───── THE DATA ─────

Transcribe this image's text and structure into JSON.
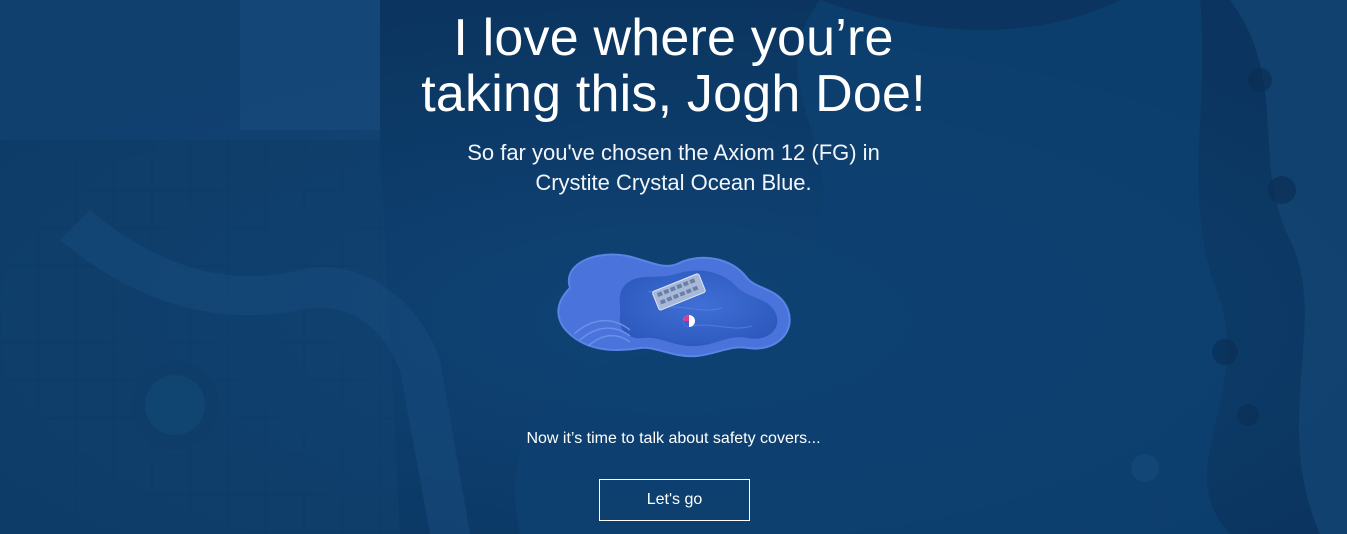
{
  "hero": {
    "headline_line1": "I love where you’re",
    "headline_line2": "taking this, Jogh Doe!",
    "subline_line1": "So far you've chosen the Axiom 12 (FG) in",
    "subline_line2": "Crystite Crystal Ocean Blue."
  },
  "next_step": {
    "prompt": "Now it’s time to talk about safety covers...",
    "button_label": "Let's go"
  },
  "illustration": {
    "icon": "pool-shape-icon",
    "accessories": [
      "pool-float-icon",
      "beach-ball-icon"
    ]
  },
  "colors": {
    "background": "#0d3a64",
    "pool_fill": "#2f5fc4",
    "pool_edge": "#4f7ae0",
    "text": "#ffffff"
  }
}
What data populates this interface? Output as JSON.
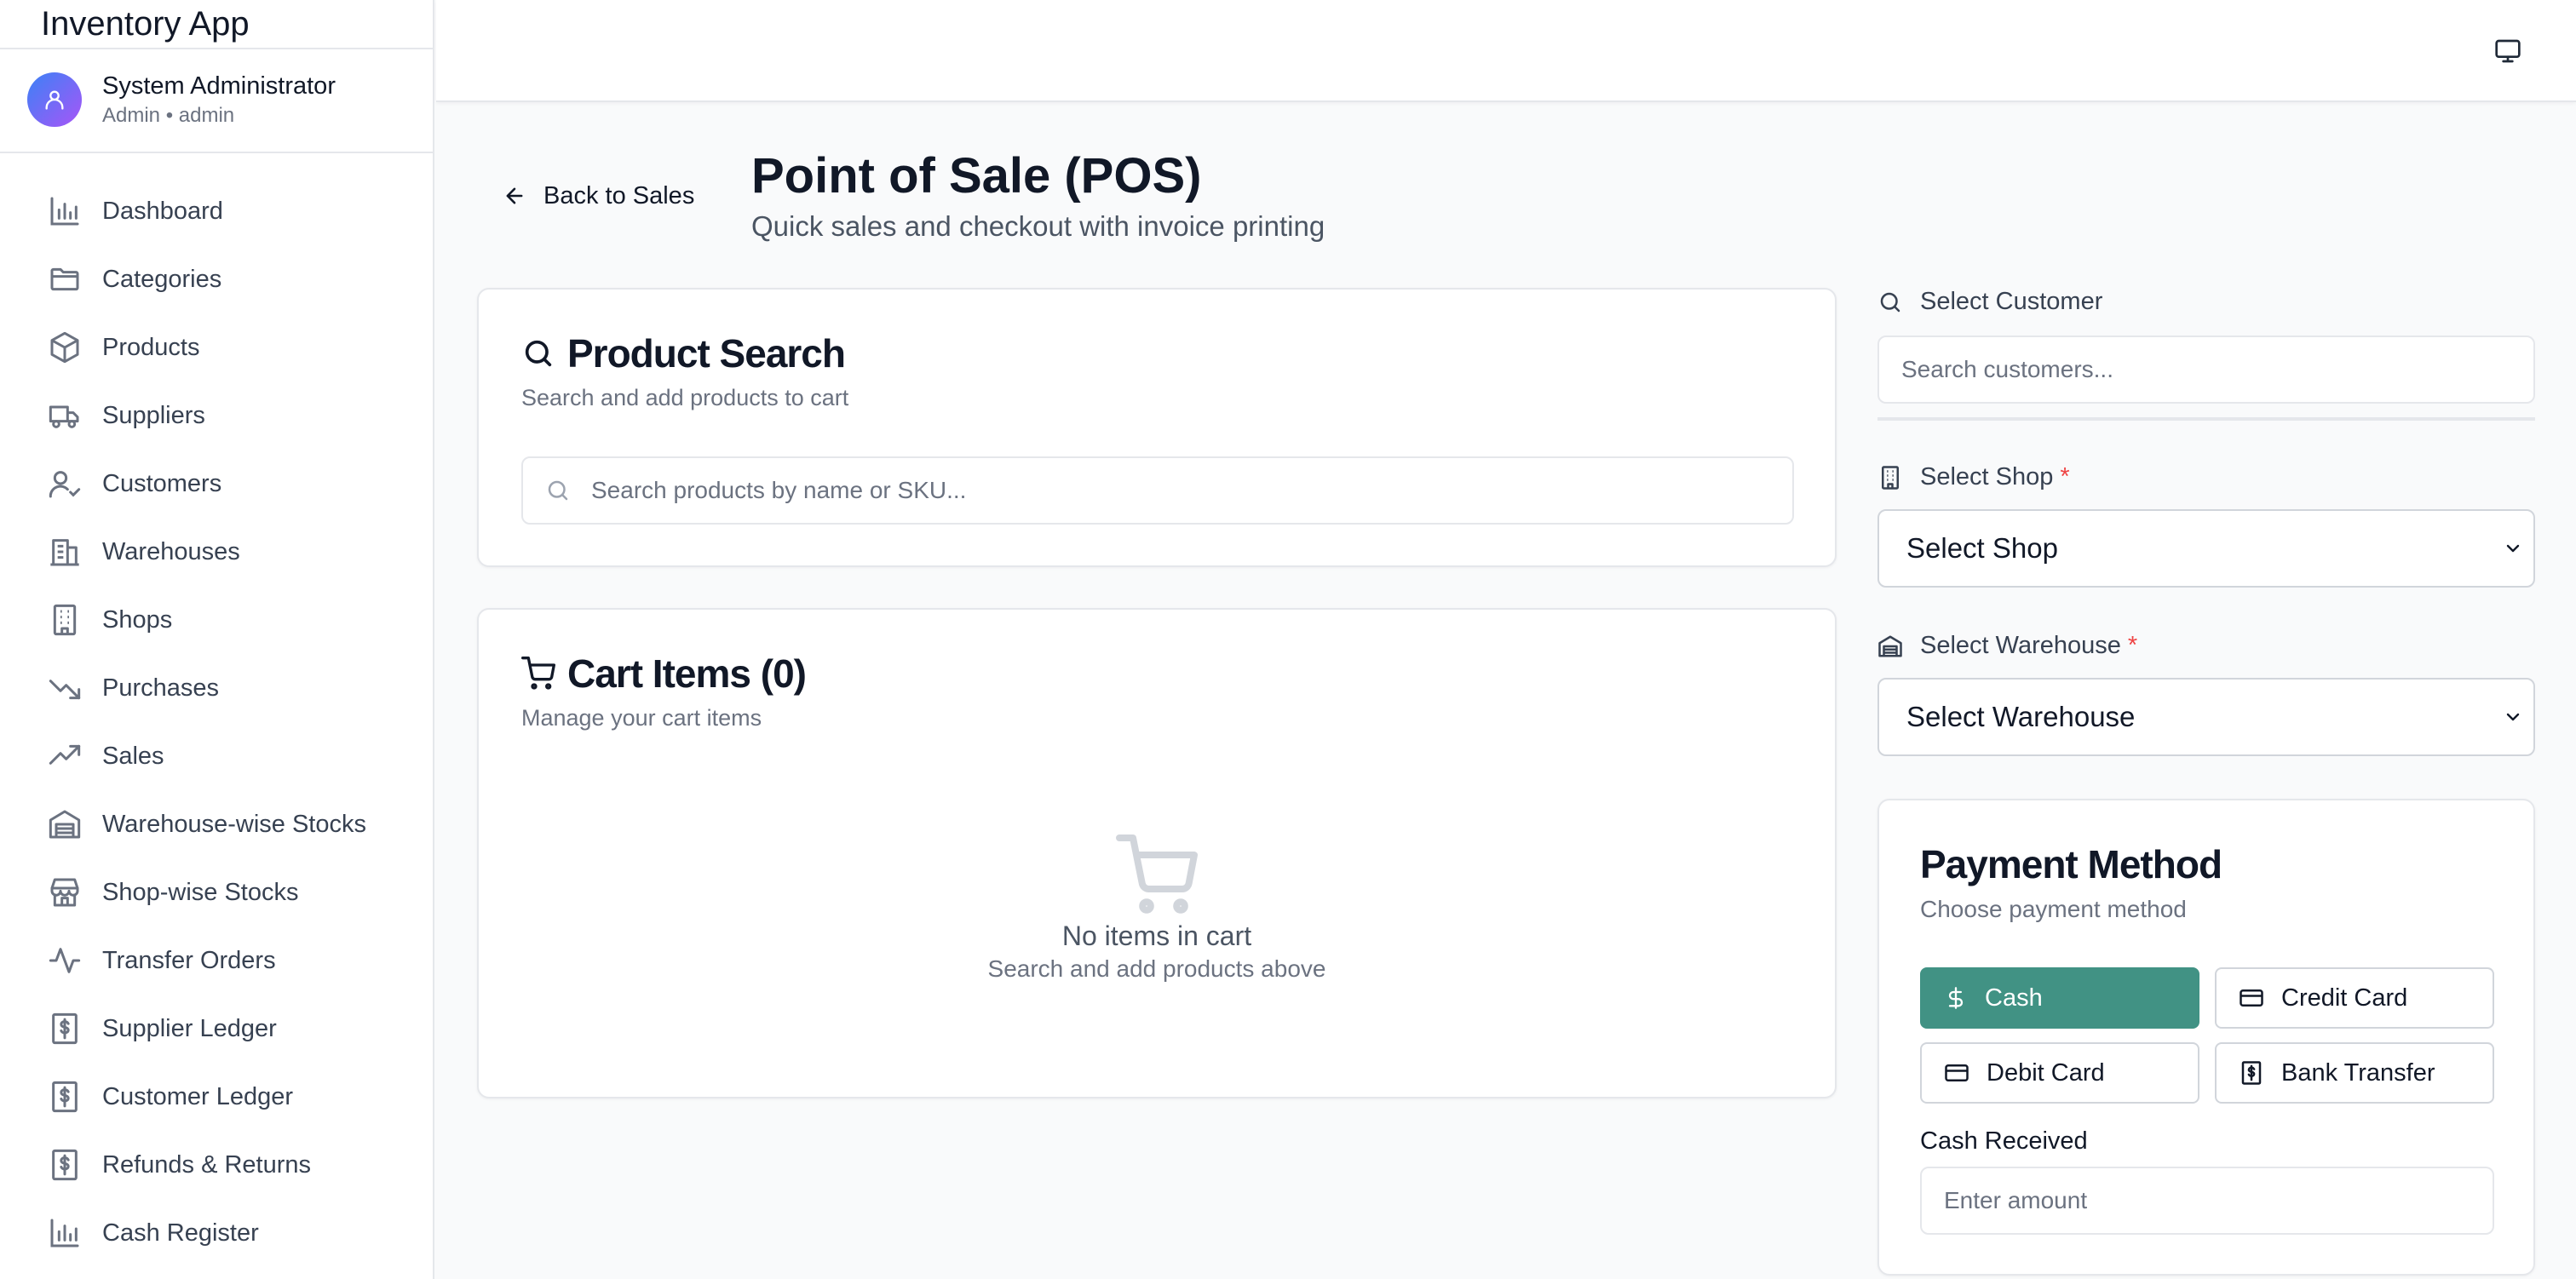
{
  "app": {
    "title": "Inventory App"
  },
  "user": {
    "name": "System Administrator",
    "role": "Admin • admin"
  },
  "sidebar": {
    "items": [
      {
        "label": "Dashboard",
        "icon": "bar-chart-icon"
      },
      {
        "label": "Categories",
        "icon": "folder-icon"
      },
      {
        "label": "Products",
        "icon": "package-icon"
      },
      {
        "label": "Suppliers",
        "icon": "truck-icon"
      },
      {
        "label": "Customers",
        "icon": "user-check-icon"
      },
      {
        "label": "Warehouses",
        "icon": "buildings-icon"
      },
      {
        "label": "Shops",
        "icon": "building-icon"
      },
      {
        "label": "Purchases",
        "icon": "trending-down-icon"
      },
      {
        "label": "Sales",
        "icon": "trending-up-icon"
      },
      {
        "label": "Warehouse-wise Stocks",
        "icon": "warehouse-icon"
      },
      {
        "label": "Shop-wise Stocks",
        "icon": "store-icon"
      },
      {
        "label": "Transfer Orders",
        "icon": "activity-icon"
      },
      {
        "label": "Supplier Ledger",
        "icon": "receipt-icon"
      },
      {
        "label": "Customer Ledger",
        "icon": "receipt-icon"
      },
      {
        "label": "Refunds & Returns",
        "icon": "receipt-icon"
      },
      {
        "label": "Cash Register",
        "icon": "bar-chart-icon"
      }
    ]
  },
  "header": {
    "back_label": "Back to Sales",
    "title": "Point of Sale (POS)",
    "subtitle": "Quick sales and checkout with invoice printing"
  },
  "product_search": {
    "title": "Product Search",
    "subtitle": "Search and add products to cart",
    "placeholder": "Search products by name or SKU...",
    "value": ""
  },
  "cart": {
    "title": "Cart Items (0)",
    "subtitle": "Manage your cart items",
    "empty_title": "No items in cart",
    "empty_sub": "Search and add products above"
  },
  "customer": {
    "label": "Select Customer",
    "placeholder": "Search customers...",
    "value": ""
  },
  "shop": {
    "label": "Select Shop",
    "required": "*",
    "selected": "Select Shop"
  },
  "warehouse": {
    "label": "Select Warehouse",
    "required": "*",
    "selected": "Select Warehouse"
  },
  "payment": {
    "title": "Payment Method",
    "subtitle": "Choose payment method",
    "methods": [
      {
        "label": "Cash",
        "icon": "dollar-icon",
        "active": true
      },
      {
        "label": "Credit Card",
        "icon": "card-icon",
        "active": false
      },
      {
        "label": "Debit Card",
        "icon": "card-icon",
        "active": false
      },
      {
        "label": "Bank Transfer",
        "icon": "receipt-icon",
        "active": false
      }
    ],
    "cash_label": "Cash Received",
    "cash_placeholder": "Enter amount",
    "cash_value": ""
  },
  "colors": {
    "accent": "#419284",
    "required": "#ef4444",
    "avatar_gradient": [
      "#3b82f6",
      "#a855f7"
    ]
  }
}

─────

> _REQUIREMENTS_: Restate the full listing verbatim and drop every picture.

> _WRITTEN ANSWER_:
Transcribe this image's text and structure into JSON.
{
  "hero": {
    "headline_line1": "I love where you’re",
    "headline_line2": "taking this, Jogh Doe!",
    "subline_line1": "So far you've chosen the Axiom 12 (FG) in",
    "subline_line2": "Crystite Crystal Ocean Blue."
  },
  "next_step": {
    "prompt": "Now it’s time to talk about safety covers...",
    "button_label": "Let's go"
  },
  "illustration": {
    "icon": "pool-shape-icon",
    "accessories": [
      "pool-float-icon",
      "beach-ball-icon"
    ]
  },
  "colors": {
    "background": "#0d3a64",
    "pool_fill": "#2f5fc4",
    "pool_edge": "#4f7ae0",
    "text": "#ffffff"
  }
}
What data populates this interface? Output as JSON.
{
  "app": {
    "title": "Inventory App"
  },
  "user": {
    "name": "System Administrator",
    "role": "Admin • admin"
  },
  "sidebar": {
    "items": [
      {
        "label": "Dashboard",
        "icon": "bar-chart-icon"
      },
      {
        "label": "Categories",
        "icon": "folder-icon"
      },
      {
        "label": "Products",
        "icon": "package-icon"
      },
      {
        "label": "Suppliers",
        "icon": "truck-icon"
      },
      {
        "label": "Customers",
        "icon": "user-check-icon"
      },
      {
        "label": "Warehouses",
        "icon": "buildings-icon"
      },
      {
        "label": "Shops",
        "icon": "building-icon"
      },
      {
        "label": "Purchases",
        "icon": "trending-down-icon"
      },
      {
        "label": "Sales",
        "icon": "trending-up-icon"
      },
      {
        "label": "Warehouse-wise Stocks",
        "icon": "warehouse-icon"
      },
      {
        "label": "Shop-wise Stocks",
        "icon": "store-icon"
      },
      {
        "label": "Transfer Orders",
        "icon": "activity-icon"
      },
      {
        "label": "Supplier Ledger",
        "icon": "receipt-icon"
      },
      {
        "label": "Customer Ledger",
        "icon": "receipt-icon"
      },
      {
        "label": "Refunds & Returns",
        "icon": "receipt-icon"
      },
      {
        "label": "Cash Register",
        "icon": "bar-chart-icon"
      }
    ]
  },
  "header": {
    "back_label": "Back to Sales",
    "title": "Point of Sale (POS)",
    "subtitle": "Quick sales and checkout with invoice printing"
  },
  "product_search": {
    "title": "Product Search",
    "subtitle": "Search and add products to cart",
    "placeholder": "Search products by name or SKU...",
    "value": ""
  },
  "cart": {
    "title": "Cart Items (0)",
    "subtitle": "Manage your cart items",
    "empty_title": "No items in cart",
    "empty_sub": "Search and add products above"
  },
  "customer": {
    "label": "Select Customer",
    "placeholder": "Search customers...",
    "value": ""
  },
  "shop": {
    "label": "Select Shop",
    "required": "*",
    "selected": "Select Shop"
  },
  "warehouse": {
    "label": "Select Warehouse",
    "required": "*",
    "selected": "Select Warehouse"
  },
  "payment": {
    "title": "Payment Method",
    "subtitle": "Choose payment method",
    "methods": [
      {
        "label": "Cash",
        "icon": "dollar-icon",
        "active": true
      },
      {
        "label": "Credit Card",
        "icon": "card-icon",
        "active": false
      },
      {
        "label": "Debit Card",
        "icon": "card-icon",
        "active": false
      },
      {
        "label": "Bank Transfer",
        "icon": "receipt-icon",
        "active": false
      }
    ],
    "cash_label": "Cash Received",
    "cash_placeholder": "Enter amount",
    "cash_value": ""
  },
  "colors": {
    "accent": "#419284",
    "required": "#ef4444",
    "avatar_gradient": [
      "#3b82f6",
      "#a855f7"
    ]
  }
}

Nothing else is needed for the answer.